Task requirements
From the listing below, select every line where the word "Full" appears.

(Source data)
-=-=-
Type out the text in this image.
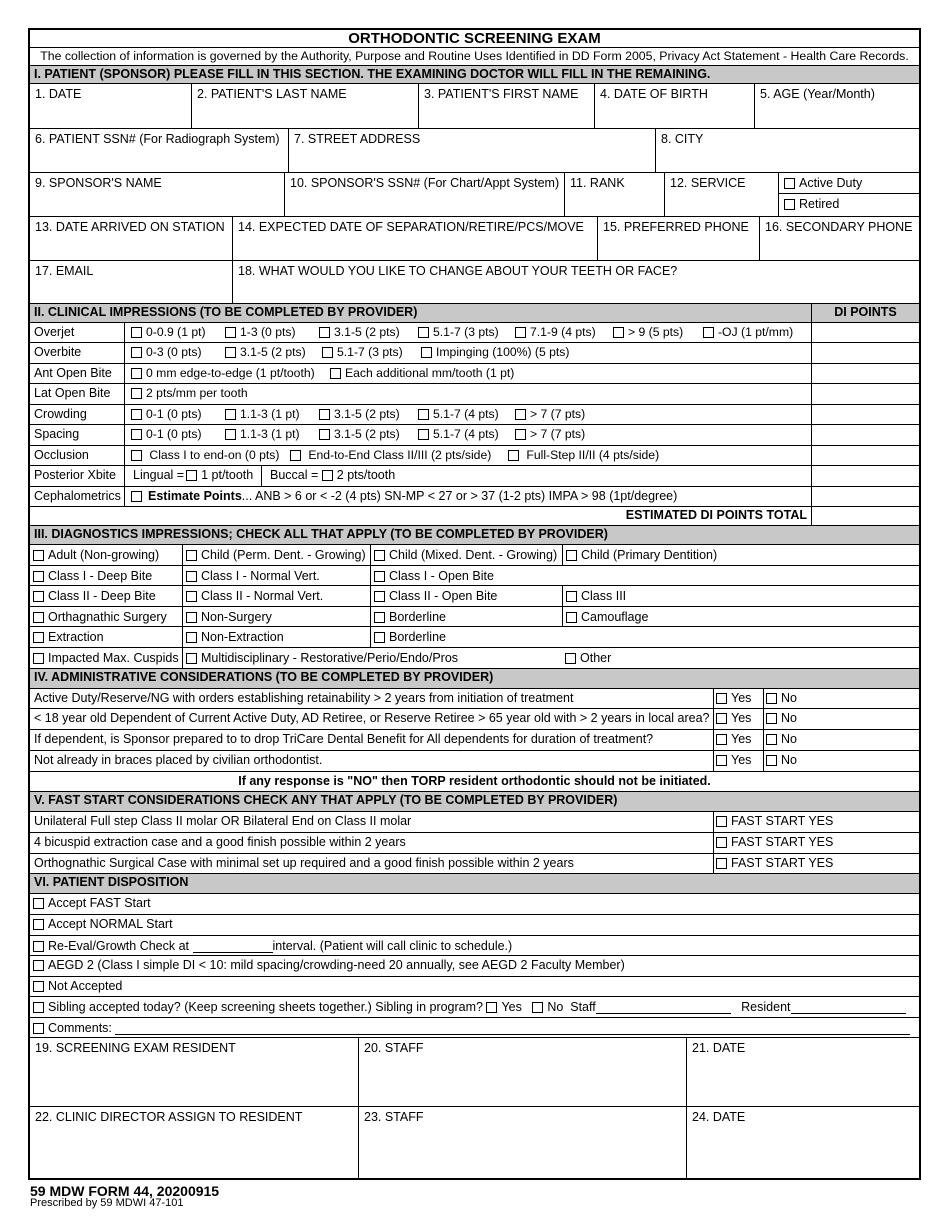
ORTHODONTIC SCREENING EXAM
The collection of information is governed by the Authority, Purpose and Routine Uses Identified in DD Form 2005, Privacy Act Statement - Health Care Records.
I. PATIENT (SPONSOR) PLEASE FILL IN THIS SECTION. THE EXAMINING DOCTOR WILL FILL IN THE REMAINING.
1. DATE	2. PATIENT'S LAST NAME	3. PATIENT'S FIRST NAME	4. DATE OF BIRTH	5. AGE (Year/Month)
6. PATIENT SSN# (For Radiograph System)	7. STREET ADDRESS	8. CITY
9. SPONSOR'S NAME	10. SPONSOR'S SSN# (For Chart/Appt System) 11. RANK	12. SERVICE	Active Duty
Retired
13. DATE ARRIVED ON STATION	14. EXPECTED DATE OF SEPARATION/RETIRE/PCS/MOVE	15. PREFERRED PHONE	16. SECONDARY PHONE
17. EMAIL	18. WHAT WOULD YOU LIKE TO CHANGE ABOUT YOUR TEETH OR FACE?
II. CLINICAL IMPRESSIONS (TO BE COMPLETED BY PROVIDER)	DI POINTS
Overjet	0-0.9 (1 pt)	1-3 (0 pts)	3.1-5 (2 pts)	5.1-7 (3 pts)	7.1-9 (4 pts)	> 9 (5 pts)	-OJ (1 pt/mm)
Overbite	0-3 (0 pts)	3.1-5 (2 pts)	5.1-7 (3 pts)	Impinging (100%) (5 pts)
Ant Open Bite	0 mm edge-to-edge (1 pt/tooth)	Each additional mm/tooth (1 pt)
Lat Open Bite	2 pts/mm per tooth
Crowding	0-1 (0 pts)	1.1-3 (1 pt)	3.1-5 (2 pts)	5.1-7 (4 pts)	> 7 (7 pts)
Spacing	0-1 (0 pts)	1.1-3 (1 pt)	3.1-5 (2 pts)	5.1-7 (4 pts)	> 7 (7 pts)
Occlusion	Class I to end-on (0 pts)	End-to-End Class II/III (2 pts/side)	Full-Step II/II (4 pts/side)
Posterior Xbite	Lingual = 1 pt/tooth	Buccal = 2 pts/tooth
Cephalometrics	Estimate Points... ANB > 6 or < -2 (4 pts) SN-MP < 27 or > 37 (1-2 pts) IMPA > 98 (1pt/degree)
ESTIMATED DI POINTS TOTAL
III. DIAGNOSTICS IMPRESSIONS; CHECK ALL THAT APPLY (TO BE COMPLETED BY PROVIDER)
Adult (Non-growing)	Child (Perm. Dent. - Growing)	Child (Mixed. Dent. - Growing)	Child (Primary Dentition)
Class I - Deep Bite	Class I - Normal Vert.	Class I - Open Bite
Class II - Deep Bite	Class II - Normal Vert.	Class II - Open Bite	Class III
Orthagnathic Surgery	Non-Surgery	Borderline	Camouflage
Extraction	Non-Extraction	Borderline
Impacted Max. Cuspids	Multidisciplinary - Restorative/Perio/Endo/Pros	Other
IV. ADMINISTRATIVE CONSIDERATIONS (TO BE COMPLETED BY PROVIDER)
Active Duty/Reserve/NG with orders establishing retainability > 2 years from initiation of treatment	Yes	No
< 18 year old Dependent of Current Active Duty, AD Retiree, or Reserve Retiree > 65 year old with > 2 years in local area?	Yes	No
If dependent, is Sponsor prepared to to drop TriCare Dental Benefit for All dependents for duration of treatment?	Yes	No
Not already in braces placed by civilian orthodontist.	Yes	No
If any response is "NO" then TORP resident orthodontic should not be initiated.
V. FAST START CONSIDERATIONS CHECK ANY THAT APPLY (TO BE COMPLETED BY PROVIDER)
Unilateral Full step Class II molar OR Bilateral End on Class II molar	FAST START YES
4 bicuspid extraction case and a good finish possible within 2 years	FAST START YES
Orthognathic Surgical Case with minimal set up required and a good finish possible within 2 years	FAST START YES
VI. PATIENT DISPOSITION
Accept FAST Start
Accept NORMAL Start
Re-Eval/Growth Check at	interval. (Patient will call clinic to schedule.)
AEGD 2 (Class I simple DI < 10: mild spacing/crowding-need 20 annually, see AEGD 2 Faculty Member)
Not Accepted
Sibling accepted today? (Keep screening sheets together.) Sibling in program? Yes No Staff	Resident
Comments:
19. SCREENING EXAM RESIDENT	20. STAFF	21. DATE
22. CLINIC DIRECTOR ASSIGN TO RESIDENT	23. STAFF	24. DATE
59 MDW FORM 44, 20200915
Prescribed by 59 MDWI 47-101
-=-=-
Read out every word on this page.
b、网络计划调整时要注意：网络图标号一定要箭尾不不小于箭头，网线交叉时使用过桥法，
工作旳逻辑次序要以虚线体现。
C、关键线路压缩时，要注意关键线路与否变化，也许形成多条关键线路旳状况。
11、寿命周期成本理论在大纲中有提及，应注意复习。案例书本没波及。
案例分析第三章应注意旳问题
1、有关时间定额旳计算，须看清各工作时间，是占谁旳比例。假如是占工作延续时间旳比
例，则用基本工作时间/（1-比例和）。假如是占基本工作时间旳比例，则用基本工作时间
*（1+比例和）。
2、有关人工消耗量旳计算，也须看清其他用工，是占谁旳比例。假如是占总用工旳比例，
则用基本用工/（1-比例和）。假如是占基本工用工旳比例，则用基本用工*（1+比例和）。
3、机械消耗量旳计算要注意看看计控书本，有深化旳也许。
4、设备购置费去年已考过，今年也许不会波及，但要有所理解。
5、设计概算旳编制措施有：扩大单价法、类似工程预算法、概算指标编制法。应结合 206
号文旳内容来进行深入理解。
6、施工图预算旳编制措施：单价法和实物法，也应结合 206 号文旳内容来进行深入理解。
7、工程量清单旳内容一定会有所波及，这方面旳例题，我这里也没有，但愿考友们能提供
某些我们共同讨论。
-=-=-
The solution
Occlusion	Class I to end-on (0 pts)	End-to-End Class II/III (2 pts/side)	Full-Step II/II (4 pts/side)
Unilateral Full step Class II molar OR Bilateral End on Class II molar	FAST START YES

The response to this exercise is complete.